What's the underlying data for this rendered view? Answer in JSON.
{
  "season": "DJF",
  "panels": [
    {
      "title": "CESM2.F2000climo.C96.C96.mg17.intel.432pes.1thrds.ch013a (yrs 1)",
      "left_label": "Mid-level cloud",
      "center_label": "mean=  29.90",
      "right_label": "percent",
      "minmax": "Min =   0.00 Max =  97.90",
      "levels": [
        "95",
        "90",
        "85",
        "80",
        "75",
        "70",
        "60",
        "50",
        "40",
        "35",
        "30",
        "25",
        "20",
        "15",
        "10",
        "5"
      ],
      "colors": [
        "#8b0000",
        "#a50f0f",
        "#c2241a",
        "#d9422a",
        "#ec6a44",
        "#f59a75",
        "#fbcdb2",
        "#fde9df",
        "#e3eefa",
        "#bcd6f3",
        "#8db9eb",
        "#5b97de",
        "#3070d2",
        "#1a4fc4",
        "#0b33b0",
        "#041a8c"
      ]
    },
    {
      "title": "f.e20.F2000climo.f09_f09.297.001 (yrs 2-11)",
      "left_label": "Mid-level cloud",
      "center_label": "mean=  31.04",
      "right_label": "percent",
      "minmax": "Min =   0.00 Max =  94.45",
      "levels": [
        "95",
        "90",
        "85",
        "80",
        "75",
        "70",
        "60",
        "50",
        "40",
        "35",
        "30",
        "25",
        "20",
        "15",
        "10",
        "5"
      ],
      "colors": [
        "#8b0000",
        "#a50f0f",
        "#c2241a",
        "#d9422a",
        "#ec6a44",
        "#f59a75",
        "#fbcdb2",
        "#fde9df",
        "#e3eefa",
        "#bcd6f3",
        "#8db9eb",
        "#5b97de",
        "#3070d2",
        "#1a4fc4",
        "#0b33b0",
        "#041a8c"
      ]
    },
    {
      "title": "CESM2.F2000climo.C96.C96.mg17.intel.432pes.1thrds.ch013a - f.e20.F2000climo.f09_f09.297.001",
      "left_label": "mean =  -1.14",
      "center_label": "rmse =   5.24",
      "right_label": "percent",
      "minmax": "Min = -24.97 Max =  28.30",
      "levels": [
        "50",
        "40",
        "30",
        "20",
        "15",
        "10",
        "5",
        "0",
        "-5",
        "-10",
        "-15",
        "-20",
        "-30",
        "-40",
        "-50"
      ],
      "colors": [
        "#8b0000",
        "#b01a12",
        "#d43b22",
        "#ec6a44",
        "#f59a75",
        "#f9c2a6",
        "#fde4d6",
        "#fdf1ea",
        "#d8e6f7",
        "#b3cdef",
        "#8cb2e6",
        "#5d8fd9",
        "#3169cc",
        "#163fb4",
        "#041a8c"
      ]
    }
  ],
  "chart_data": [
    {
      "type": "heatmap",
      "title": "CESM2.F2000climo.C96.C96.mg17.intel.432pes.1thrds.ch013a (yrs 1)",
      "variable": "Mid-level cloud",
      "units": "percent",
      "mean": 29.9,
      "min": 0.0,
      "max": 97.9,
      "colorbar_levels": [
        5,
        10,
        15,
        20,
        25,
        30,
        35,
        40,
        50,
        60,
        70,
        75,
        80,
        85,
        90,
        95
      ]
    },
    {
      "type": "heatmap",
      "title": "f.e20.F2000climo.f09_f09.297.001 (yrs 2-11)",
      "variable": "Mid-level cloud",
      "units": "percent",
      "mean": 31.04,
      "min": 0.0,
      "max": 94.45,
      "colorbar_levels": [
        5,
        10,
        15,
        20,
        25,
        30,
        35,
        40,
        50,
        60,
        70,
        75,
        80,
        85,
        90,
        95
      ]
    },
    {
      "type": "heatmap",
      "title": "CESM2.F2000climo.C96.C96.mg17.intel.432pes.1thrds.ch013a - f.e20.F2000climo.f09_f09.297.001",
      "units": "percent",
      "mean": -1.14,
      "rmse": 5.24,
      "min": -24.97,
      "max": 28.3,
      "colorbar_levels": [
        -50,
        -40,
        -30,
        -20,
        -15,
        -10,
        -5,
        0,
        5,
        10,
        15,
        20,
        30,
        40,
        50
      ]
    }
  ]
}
════
# SET TASK
Retype every entry above, word for word.

# TASK RESPONSE
What's the underlying data for this rendered view? Answer in JSON.
{
  "season": "DJF",
  "panels": [
    {
      "title": "CESM2.F2000climo.C96.C96.mg17.intel.432pes.1thrds.ch013a (yrs 1)",
      "left_label": "Mid-level cloud",
      "center_label": "mean=  29.90",
      "right_label": "percent",
      "minmax": "Min =   0.00 Max =  97.90",
      "levels": [
        "95",
        "90",
        "85",
        "80",
        "75",
        "70",
        "60",
        "50",
        "40",
        "35",
        "30",
        "25",
        "20",
        "15",
        "10",
        "5"
      ],
      "colors": [
        "#8b0000",
        "#a50f0f",
        "#c2241a",
        "#d9422a",
        "#ec6a44",
        "#f59a75",
        "#fbcdb2",
        "#fde9df",
        "#e3eefa",
        "#bcd6f3",
        "#8db9eb",
        "#5b97de",
        "#3070d2",
        "#1a4fc4",
        "#0b33b0",
        "#041a8c"
      ]
    },
    {
      "title": "f.e20.F2000climo.f09_f09.297.001 (yrs 2-11)",
      "left_label": "Mid-level cloud",
      "center_label": "mean=  31.04",
      "right_label": "percent",
      "minmax": "Min =   0.00 Max =  94.45",
      "levels": [
        "95",
        "90",
        "85",
        "80",
        "75",
        "70",
        "60",
        "50",
        "40",
        "35",
        "30",
        "25",
        "20",
        "15",
        "10",
        "5"
      ],
      "colors": [
        "#8b0000",
        "#a50f0f",
        "#c2241a",
        "#d9422a",
        "#ec6a44",
        "#f59a75",
        "#fbcdb2",
        "#fde9df",
        "#e3eefa",
        "#bcd6f3",
        "#8db9eb",
        "#5b97de",
        "#3070d2",
        "#1a4fc4",
        "#0b33b0",
        "#041a8c"
      ]
    },
    {
      "title": "CESM2.F2000climo.C96.C96.mg17.intel.432pes.1thrds.ch013a - f.e20.F2000climo.f09_f09.297.001",
      "left_label": "mean =  -1.14",
      "center_label": "rmse =   5.24",
      "right_label": "percent",
      "minmax": "Min = -24.97 Max =  28.30",
      "levels": [
        "50",
        "40",
        "30",
        "20",
        "15",
        "10",
        "5",
        "0",
        "-5",
        "-10",
        "-15",
        "-20",
        "-30",
        "-40",
        "-50"
      ],
      "colors": [
        "#8b0000",
        "#b01a12",
        "#d43b22",
        "#ec6a44",
        "#f59a75",
        "#f9c2a6",
        "#fde4d6",
        "#fdf1ea",
        "#d8e6f7",
        "#b3cdef",
        "#8cb2e6",
        "#5d8fd9",
        "#3169cc",
        "#163fb4",
        "#041a8c"
      ]
    }
  ],
  "chart_data": [
    {
      "type": "heatmap",
      "title": "CESM2.F2000climo.C96.C96.mg17.intel.432pes.1thrds.ch013a (yrs 1)",
      "variable": "Mid-level cloud",
      "units": "percent",
      "mean": 29.9,
      "min": 0.0,
      "max": 97.9,
      "colorbar_levels": [
        5,
        10,
        15,
        20,
        25,
        30,
        35,
        40,
        50,
        60,
        70,
        75,
        80,
        85,
        90,
        95
      ]
    },
    {
      "type": "heatmap",
      "title": "f.e20.F2000climo.f09_f09.297.001 (yrs 2-11)",
      "variable": "Mid-level cloud",
      "units": "percent",
      "mean": 31.04,
      "min": 0.0,
      "max": 94.45,
      "colorbar_levels": [
        5,
        10,
        15,
        20,
        25,
        30,
        35,
        40,
        50,
        60,
        70,
        75,
        80,
        85,
        90,
        95
      ]
    },
    {
      "type": "heatmap",
      "title": "CESM2.F2000climo.C96.C96.mg17.intel.432pes.1thrds.ch013a - f.e20.F2000climo.f09_f09.297.001",
      "units": "percent",
      "mean": -1.14,
      "rmse": 5.24,
      "min": -24.97,
      "max": 28.3,
      "colorbar_levels": [
        -50,
        -40,
        -30,
        -20,
        -15,
        -10,
        -5,
        0,
        5,
        10,
        15,
        20,
        30,
        40,
        50
      ]
    }
  ]
}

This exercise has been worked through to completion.